-- START PROVIDED RECORDS --

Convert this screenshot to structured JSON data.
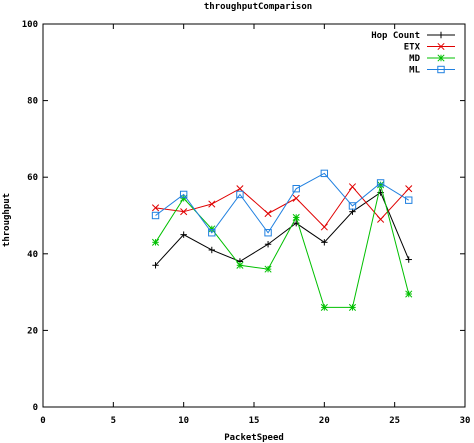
{
  "chart_data": {
    "type": "line",
    "title": "throughputComparison",
    "xlabel": "PacketSpeed",
    "ylabel": "throughput",
    "xlim": [
      0,
      30
    ],
    "ylim": [
      0,
      100
    ],
    "xticks": [
      "0",
      "5",
      "10",
      "15",
      "20",
      "25",
      "30"
    ],
    "yticks": [
      "0",
      "20",
      "40",
      "60",
      "80",
      "100"
    ],
    "grid": false,
    "legend_position": "top-right",
    "series": [
      {
        "name": "Hop Count",
        "color": "#000000",
        "marker": "plus",
        "x": [
          8,
          10,
          12,
          14,
          16,
          18,
          20,
          22,
          24,
          26
        ],
        "y": [
          37,
          45,
          41,
          38,
          42.5,
          48,
          43,
          51,
          56,
          38.5
        ]
      },
      {
        "name": "ETX",
        "color": "#e00000",
        "marker": "cross",
        "x": [
          8,
          10,
          12,
          14,
          16,
          18,
          20,
          22,
          24,
          26
        ],
        "y": [
          52,
          51,
          53,
          57,
          50.5,
          54.5,
          47,
          57.5,
          49,
          57
        ]
      },
      {
        "name": "MD",
        "color": "#00c000",
        "marker": "star",
        "x": [
          8,
          10,
          12,
          14,
          16,
          18,
          20,
          22,
          24,
          26
        ],
        "y": [
          43,
          54.5,
          46.5,
          37,
          36,
          49.5,
          26,
          26,
          58,
          29.5
        ]
      },
      {
        "name": "ML",
        "color": "#2080e0",
        "marker": "square",
        "x": [
          8,
          10,
          12,
          14,
          16,
          18,
          20,
          22,
          24,
          26
        ],
        "y": [
          50,
          55.5,
          45.5,
          55.5,
          45.5,
          57,
          61,
          52.5,
          58.5,
          54
        ]
      }
    ]
  }
}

-- END PROVIDED RECORDS --

EXERCISE REQUIREMENTS:
Without the pictures, print the whole listing exactly as given.

WRITTEN SOLUTION:
Convert this screenshot to structured JSON data.
{
  "chart_data": {
    "type": "line",
    "title": "throughputComparison",
    "xlabel": "PacketSpeed",
    "ylabel": "throughput",
    "xlim": [
      0,
      30
    ],
    "ylim": [
      0,
      100
    ],
    "xticks": [
      "0",
      "5",
      "10",
      "15",
      "20",
      "25",
      "30"
    ],
    "yticks": [
      "0",
      "20",
      "40",
      "60",
      "80",
      "100"
    ],
    "grid": false,
    "legend_position": "top-right",
    "series": [
      {
        "name": "Hop Count",
        "color": "#000000",
        "marker": "plus",
        "x": [
          8,
          10,
          12,
          14,
          16,
          18,
          20,
          22,
          24,
          26
        ],
        "y": [
          37,
          45,
          41,
          38,
          42.5,
          48,
          43,
          51,
          56,
          38.5
        ]
      },
      {
        "name": "ETX",
        "color": "#e00000",
        "marker": "cross",
        "x": [
          8,
          10,
          12,
          14,
          16,
          18,
          20,
          22,
          24,
          26
        ],
        "y": [
          52,
          51,
          53,
          57,
          50.5,
          54.5,
          47,
          57.5,
          49,
          57
        ]
      },
      {
        "name": "MD",
        "color": "#00c000",
        "marker": "star",
        "x": [
          8,
          10,
          12,
          14,
          16,
          18,
          20,
          22,
          24,
          26
        ],
        "y": [
          43,
          54.5,
          46.5,
          37,
          36,
          49.5,
          26,
          26,
          58,
          29.5
        ]
      },
      {
        "name": "ML",
        "color": "#2080e0",
        "marker": "square",
        "x": [
          8,
          10,
          12,
          14,
          16,
          18,
          20,
          22,
          24,
          26
        ],
        "y": [
          50,
          55.5,
          45.5,
          55.5,
          45.5,
          57,
          61,
          52.5,
          58.5,
          54
        ]
      }
    ]
  }
}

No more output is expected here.